* START Records shown *

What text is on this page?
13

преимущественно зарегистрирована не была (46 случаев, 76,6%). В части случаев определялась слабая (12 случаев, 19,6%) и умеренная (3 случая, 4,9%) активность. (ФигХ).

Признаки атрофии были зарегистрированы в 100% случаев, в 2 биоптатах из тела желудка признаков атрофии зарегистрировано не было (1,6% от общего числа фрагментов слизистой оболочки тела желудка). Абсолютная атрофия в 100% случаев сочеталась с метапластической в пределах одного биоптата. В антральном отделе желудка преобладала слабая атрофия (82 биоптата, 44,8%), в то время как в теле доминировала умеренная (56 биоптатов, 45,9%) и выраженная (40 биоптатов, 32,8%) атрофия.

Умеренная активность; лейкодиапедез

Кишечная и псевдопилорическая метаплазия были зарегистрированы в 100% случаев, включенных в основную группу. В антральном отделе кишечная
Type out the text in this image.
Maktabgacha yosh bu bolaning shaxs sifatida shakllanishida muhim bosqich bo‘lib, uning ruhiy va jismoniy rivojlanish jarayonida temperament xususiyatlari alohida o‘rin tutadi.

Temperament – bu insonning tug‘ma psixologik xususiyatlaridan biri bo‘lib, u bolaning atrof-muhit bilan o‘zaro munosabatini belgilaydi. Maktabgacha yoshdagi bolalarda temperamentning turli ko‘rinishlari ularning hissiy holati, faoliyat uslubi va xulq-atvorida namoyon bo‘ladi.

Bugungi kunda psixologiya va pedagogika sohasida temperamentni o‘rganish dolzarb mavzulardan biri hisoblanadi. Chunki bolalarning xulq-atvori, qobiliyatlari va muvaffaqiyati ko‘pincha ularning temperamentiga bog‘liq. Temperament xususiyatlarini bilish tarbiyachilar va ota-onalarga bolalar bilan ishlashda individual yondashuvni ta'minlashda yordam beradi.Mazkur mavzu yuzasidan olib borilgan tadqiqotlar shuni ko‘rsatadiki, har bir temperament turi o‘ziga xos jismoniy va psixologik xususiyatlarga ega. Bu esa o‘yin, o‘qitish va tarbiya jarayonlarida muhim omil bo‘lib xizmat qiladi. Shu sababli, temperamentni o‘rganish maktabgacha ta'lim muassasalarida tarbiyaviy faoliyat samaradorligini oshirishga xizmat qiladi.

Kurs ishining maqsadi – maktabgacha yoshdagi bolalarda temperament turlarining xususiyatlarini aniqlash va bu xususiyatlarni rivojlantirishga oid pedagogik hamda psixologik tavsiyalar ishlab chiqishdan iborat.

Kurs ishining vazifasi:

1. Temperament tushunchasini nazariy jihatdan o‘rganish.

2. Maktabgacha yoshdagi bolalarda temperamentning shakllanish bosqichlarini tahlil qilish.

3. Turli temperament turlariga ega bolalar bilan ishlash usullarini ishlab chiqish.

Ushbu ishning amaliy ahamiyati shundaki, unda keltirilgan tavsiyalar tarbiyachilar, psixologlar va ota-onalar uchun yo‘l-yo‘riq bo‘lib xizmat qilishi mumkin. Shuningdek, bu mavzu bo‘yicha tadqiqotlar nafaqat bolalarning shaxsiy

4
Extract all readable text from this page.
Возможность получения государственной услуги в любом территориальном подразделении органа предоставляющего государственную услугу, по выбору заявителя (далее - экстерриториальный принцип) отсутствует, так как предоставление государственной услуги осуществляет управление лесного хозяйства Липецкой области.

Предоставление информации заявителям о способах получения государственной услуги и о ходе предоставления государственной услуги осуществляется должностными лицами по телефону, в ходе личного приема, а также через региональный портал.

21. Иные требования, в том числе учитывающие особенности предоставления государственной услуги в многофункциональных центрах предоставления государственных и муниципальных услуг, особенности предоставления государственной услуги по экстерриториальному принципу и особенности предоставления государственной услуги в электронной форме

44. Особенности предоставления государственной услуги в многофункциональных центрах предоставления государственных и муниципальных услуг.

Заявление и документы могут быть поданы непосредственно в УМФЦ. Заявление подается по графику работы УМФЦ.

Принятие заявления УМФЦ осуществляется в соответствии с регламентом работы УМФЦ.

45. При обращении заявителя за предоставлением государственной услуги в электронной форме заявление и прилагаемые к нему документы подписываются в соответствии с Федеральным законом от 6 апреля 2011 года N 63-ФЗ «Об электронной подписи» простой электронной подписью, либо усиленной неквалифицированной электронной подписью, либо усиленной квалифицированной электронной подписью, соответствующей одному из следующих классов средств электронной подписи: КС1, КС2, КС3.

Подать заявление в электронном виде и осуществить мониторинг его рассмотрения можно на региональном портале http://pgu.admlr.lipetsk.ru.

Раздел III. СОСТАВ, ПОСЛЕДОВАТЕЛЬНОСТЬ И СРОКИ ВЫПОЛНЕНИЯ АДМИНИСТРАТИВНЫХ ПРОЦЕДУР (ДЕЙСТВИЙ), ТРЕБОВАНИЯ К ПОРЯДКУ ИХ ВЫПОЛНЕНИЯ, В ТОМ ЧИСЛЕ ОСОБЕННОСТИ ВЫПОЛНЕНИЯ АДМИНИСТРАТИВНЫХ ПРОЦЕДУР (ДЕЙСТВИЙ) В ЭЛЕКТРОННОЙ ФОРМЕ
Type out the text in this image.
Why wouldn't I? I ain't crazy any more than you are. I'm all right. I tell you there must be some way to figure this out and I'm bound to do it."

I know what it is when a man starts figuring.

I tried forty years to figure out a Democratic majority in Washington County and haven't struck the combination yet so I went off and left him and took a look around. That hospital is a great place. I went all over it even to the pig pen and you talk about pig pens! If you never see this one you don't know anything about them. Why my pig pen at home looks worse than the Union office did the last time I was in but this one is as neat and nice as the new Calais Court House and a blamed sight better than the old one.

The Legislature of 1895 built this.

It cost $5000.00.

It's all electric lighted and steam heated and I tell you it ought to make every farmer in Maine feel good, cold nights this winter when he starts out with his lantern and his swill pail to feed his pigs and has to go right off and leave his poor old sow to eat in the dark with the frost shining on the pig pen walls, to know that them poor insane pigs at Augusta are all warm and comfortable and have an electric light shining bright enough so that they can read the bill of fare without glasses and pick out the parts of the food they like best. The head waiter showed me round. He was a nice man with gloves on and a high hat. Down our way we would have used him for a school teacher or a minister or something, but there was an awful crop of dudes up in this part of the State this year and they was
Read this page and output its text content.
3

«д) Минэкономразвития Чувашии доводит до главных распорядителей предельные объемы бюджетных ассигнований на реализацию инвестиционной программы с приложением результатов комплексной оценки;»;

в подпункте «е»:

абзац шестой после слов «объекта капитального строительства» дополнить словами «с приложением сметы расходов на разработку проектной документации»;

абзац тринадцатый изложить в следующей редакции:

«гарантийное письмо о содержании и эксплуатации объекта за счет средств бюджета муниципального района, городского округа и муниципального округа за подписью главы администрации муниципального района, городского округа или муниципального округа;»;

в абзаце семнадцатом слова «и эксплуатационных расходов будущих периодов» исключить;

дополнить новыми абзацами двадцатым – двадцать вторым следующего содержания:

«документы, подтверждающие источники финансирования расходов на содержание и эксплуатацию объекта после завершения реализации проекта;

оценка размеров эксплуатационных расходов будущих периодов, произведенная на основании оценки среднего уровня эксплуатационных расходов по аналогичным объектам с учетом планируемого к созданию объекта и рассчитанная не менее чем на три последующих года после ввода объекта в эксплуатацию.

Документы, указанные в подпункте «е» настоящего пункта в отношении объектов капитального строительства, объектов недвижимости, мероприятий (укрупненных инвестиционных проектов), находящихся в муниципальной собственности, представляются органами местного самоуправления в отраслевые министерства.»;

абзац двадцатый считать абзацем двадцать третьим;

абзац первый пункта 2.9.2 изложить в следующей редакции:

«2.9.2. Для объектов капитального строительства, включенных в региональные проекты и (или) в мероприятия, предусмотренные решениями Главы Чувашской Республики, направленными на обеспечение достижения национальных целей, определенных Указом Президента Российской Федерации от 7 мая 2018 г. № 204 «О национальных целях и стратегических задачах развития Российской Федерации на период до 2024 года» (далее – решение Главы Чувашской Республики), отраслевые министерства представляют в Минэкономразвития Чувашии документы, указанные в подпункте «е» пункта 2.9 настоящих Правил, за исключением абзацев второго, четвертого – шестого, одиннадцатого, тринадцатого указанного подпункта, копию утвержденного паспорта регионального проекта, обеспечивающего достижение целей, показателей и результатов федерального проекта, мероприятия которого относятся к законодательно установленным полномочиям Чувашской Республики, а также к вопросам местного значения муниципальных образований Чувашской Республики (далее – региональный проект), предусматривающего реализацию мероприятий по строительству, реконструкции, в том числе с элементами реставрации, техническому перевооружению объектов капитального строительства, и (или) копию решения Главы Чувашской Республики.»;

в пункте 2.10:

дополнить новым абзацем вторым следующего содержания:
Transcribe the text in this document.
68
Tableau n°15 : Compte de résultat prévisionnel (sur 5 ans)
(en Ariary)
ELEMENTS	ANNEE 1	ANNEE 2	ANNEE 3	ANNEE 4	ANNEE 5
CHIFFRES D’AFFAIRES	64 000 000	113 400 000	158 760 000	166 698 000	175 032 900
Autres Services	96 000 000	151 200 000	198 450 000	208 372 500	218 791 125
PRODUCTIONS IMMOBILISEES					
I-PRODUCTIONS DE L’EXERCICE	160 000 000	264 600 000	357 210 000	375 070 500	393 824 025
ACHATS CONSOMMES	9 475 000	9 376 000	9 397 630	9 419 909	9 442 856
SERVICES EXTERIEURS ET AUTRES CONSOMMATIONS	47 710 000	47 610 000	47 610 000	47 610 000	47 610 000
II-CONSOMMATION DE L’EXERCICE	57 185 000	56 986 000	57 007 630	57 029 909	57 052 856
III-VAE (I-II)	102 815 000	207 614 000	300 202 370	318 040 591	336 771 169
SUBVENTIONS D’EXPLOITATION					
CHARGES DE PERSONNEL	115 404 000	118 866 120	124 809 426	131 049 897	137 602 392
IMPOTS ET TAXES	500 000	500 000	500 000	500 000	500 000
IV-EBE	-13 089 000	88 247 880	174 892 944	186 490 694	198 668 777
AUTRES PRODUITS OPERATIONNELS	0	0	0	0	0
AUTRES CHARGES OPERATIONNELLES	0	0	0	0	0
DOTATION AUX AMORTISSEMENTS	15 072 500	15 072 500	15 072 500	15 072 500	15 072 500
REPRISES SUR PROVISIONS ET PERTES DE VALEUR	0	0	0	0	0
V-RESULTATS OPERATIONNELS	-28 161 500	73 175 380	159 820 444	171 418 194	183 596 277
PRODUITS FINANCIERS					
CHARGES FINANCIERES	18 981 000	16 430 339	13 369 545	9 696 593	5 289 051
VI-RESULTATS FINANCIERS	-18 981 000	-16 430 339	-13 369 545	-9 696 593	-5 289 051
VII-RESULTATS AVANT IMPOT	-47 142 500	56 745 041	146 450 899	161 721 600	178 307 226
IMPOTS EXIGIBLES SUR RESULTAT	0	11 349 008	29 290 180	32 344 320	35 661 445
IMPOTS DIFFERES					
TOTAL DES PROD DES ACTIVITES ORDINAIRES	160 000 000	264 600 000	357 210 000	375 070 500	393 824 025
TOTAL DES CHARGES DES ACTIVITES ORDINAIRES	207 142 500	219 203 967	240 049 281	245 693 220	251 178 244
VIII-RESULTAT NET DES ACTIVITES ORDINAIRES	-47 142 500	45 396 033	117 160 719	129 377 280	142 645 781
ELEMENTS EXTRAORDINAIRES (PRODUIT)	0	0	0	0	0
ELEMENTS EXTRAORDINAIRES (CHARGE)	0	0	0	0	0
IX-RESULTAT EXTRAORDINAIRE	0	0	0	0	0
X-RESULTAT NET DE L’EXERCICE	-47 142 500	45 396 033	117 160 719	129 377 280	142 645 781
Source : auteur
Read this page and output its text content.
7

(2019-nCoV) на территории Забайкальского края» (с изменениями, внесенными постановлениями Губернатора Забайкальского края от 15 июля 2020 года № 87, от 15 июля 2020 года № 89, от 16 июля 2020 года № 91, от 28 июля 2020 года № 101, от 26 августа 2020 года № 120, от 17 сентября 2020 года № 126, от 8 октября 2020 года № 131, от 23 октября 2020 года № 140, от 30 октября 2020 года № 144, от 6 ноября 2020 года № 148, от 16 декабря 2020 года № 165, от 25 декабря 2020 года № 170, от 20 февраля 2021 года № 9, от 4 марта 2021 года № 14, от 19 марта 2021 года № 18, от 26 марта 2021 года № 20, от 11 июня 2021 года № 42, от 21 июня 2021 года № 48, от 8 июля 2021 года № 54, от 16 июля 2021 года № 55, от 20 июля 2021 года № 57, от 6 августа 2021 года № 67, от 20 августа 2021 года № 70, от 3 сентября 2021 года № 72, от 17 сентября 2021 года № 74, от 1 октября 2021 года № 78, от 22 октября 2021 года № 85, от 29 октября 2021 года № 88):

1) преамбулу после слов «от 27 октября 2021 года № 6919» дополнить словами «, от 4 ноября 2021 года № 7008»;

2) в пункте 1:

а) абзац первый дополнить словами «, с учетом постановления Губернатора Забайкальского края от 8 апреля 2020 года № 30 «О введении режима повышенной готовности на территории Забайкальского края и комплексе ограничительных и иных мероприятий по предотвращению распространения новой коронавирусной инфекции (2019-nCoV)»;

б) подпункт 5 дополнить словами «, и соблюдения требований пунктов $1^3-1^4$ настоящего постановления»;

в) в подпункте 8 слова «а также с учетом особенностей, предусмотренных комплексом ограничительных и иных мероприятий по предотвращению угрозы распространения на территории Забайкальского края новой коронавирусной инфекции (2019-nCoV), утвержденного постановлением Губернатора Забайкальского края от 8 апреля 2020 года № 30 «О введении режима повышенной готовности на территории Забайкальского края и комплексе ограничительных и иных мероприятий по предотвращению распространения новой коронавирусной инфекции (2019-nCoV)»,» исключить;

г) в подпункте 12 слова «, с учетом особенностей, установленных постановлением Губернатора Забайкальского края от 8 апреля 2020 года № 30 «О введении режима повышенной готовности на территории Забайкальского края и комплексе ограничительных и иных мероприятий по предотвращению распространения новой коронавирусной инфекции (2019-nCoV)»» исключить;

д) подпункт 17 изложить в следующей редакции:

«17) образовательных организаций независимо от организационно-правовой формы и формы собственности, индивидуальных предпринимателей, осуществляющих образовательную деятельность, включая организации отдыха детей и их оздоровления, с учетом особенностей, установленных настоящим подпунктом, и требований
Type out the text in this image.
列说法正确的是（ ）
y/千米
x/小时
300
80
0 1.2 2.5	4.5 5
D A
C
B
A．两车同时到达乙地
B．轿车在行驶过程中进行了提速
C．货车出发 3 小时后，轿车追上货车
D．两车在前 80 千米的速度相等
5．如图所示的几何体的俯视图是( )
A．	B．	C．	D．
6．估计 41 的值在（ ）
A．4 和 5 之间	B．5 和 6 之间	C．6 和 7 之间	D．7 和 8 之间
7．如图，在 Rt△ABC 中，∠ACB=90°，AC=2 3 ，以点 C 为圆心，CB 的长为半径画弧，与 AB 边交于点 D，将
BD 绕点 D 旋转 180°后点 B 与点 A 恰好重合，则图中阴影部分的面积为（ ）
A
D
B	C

* END Records shown *

» Problem requirements: Exactly how many lines contain "PRODUITS"? State the number and nothing else.

» Output below: 2